What to produce> Among the lines below, count those containing the word "Straw". Give the number only.

(Chart and figure data)
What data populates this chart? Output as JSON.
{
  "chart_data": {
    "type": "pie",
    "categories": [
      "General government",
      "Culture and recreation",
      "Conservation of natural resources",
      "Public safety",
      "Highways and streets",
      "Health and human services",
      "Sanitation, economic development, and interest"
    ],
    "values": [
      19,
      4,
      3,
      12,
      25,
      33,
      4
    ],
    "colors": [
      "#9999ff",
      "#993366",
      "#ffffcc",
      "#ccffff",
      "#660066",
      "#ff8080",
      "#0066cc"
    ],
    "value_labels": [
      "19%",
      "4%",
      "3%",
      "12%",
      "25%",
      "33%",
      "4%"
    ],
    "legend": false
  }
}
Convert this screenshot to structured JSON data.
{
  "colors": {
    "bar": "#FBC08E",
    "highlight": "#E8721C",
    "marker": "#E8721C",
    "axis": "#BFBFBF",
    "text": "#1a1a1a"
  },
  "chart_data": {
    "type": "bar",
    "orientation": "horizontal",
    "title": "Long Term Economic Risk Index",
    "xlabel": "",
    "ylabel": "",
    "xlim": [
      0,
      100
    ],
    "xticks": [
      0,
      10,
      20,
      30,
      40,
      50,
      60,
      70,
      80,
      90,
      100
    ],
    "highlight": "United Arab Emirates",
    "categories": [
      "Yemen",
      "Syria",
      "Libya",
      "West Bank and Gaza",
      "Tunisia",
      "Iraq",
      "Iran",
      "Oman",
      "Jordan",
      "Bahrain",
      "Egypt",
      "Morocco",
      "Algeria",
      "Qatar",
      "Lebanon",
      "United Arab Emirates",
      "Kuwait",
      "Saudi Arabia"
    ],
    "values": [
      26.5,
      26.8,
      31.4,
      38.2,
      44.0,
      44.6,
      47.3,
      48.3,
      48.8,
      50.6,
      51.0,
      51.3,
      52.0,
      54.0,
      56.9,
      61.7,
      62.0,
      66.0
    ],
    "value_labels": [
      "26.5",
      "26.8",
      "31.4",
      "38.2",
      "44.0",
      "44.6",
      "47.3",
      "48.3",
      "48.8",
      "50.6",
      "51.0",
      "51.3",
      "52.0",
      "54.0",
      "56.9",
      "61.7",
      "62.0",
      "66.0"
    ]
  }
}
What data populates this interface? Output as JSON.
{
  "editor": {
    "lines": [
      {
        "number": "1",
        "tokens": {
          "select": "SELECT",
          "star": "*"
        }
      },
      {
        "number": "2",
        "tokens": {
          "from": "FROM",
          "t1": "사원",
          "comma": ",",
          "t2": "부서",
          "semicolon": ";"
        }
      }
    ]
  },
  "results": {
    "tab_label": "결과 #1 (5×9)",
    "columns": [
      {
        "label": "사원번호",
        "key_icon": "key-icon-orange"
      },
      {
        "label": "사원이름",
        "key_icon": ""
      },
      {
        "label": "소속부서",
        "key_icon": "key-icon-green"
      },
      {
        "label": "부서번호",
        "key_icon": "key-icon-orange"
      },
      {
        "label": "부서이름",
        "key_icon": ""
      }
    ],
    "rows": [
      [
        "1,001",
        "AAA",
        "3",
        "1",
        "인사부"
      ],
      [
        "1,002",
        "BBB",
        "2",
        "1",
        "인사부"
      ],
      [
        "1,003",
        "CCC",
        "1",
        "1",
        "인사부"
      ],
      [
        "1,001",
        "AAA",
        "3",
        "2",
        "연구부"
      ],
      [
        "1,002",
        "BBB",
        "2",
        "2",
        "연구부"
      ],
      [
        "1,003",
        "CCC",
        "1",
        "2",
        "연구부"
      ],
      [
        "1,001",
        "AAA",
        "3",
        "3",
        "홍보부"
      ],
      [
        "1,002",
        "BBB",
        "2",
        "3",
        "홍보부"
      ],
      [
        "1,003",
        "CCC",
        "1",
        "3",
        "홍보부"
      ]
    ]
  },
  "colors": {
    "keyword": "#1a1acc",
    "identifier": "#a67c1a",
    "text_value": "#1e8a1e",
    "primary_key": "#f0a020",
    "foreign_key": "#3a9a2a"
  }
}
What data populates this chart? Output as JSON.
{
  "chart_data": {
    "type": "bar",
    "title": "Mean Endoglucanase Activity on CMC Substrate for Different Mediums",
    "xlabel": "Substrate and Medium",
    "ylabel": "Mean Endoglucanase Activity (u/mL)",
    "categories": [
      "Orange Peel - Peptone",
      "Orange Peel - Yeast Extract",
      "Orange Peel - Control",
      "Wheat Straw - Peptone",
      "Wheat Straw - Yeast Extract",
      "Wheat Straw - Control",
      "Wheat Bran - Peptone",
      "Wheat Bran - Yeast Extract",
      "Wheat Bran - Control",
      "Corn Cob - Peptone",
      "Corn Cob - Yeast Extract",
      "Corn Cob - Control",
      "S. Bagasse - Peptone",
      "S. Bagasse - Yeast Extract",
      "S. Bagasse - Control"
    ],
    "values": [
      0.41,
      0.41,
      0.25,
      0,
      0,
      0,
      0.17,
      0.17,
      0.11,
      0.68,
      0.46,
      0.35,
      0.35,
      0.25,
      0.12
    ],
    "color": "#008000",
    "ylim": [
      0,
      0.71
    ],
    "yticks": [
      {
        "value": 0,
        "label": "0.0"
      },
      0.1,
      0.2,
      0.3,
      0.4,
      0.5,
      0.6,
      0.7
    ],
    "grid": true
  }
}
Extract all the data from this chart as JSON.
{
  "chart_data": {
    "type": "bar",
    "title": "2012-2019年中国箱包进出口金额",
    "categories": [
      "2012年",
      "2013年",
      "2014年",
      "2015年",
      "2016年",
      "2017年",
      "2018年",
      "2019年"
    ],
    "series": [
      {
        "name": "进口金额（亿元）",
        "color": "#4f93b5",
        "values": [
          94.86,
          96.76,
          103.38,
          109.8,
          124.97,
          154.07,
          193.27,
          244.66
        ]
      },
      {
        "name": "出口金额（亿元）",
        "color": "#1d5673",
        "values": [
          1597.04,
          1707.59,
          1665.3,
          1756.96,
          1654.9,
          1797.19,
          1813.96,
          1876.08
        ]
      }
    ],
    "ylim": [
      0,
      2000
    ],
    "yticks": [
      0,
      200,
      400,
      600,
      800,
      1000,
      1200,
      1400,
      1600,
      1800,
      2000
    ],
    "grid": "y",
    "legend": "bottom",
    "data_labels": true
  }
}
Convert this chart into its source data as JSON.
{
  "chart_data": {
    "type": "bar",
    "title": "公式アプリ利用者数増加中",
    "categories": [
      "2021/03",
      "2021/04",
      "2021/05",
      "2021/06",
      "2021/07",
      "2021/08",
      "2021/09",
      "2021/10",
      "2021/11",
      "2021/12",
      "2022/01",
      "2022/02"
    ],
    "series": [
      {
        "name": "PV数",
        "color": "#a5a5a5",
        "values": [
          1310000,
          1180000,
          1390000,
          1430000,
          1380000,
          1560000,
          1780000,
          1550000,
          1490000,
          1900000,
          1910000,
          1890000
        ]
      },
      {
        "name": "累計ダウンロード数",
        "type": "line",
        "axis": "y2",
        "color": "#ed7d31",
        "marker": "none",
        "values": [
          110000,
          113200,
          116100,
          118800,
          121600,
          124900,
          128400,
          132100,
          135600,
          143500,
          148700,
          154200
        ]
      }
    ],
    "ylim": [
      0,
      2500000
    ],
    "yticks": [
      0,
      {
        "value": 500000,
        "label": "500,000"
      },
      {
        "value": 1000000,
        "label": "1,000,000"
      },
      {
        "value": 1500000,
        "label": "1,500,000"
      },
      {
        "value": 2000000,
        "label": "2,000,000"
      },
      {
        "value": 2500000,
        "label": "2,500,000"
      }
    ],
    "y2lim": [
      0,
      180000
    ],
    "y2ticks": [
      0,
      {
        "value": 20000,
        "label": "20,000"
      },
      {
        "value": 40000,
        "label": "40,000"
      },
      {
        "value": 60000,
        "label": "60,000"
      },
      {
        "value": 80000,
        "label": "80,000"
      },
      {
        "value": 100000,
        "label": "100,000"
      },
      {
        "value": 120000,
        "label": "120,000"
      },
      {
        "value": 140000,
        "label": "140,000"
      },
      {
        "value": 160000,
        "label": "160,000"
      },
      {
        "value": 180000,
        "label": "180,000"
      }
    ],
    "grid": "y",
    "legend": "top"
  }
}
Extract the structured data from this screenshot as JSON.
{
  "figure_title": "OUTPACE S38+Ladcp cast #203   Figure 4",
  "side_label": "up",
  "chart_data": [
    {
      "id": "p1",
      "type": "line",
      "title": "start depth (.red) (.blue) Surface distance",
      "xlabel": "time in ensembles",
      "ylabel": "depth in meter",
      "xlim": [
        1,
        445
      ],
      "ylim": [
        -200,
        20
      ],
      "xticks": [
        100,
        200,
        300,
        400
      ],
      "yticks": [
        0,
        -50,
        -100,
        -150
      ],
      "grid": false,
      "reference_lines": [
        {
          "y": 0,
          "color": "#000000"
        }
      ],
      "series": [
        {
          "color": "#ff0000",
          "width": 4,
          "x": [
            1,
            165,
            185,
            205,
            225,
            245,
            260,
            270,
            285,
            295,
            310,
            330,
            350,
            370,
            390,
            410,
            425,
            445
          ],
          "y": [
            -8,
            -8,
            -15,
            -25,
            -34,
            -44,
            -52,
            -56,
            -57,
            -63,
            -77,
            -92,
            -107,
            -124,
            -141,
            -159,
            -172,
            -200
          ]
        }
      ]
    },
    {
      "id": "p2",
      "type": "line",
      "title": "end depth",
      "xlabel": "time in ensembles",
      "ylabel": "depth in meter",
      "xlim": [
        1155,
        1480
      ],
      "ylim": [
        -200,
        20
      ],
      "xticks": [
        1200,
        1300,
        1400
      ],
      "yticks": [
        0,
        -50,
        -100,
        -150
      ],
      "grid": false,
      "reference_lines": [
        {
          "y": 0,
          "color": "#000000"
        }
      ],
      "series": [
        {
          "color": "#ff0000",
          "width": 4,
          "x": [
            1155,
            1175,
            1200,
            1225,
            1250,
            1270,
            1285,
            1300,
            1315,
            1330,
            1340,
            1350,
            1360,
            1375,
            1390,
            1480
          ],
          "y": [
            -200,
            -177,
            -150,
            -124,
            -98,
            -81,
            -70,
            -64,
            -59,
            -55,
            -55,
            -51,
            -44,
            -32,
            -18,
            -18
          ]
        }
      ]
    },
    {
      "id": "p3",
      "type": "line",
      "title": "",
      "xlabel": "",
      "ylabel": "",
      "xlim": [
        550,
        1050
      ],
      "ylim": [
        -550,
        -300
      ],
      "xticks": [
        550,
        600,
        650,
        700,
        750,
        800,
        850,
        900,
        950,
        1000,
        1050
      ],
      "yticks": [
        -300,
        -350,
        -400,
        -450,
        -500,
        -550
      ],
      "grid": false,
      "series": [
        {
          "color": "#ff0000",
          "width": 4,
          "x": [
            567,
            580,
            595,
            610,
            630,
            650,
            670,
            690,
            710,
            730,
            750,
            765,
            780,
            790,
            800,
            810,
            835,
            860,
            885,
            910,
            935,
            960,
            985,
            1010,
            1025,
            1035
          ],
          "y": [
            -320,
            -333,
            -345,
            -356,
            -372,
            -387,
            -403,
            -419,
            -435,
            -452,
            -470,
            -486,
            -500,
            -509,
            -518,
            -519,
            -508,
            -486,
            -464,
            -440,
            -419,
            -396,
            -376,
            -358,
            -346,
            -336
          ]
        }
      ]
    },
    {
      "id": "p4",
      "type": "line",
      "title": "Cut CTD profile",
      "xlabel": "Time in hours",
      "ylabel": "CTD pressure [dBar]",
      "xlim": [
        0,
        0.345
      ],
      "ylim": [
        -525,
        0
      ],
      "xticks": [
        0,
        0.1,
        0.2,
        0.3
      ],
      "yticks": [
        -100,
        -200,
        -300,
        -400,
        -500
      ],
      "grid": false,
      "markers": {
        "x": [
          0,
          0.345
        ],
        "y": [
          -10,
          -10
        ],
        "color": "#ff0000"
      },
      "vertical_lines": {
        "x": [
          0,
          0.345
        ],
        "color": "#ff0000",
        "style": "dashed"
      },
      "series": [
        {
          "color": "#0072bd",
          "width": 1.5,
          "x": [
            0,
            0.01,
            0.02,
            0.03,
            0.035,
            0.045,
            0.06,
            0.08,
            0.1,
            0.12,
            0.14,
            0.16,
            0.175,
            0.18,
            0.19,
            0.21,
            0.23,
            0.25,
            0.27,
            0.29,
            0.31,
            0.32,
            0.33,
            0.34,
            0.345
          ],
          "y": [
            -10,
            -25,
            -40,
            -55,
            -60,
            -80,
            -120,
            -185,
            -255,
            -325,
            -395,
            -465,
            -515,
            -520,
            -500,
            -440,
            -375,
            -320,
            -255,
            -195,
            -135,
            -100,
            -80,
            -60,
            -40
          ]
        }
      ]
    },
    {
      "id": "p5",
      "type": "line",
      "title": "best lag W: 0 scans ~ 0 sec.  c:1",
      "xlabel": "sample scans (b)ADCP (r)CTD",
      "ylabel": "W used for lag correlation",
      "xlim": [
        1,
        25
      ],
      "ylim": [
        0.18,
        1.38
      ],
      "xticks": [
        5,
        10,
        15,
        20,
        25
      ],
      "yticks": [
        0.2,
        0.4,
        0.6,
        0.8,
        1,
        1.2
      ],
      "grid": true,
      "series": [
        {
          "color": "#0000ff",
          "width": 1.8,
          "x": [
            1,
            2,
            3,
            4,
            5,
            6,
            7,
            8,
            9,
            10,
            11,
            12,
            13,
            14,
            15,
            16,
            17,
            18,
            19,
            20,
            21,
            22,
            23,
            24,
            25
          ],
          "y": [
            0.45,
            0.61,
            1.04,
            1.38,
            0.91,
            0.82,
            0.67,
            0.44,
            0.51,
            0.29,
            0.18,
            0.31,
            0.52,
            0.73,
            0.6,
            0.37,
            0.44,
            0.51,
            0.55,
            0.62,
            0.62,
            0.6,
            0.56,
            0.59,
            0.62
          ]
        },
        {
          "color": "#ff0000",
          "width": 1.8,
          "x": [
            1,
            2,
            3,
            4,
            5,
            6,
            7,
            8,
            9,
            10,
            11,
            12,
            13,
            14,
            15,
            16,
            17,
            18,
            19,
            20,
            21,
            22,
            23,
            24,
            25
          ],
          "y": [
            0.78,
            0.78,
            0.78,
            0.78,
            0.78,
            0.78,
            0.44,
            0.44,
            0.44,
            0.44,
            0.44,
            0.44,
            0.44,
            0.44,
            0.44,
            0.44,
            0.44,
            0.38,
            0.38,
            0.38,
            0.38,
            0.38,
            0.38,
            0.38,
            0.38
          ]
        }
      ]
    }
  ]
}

Exercise answer> 3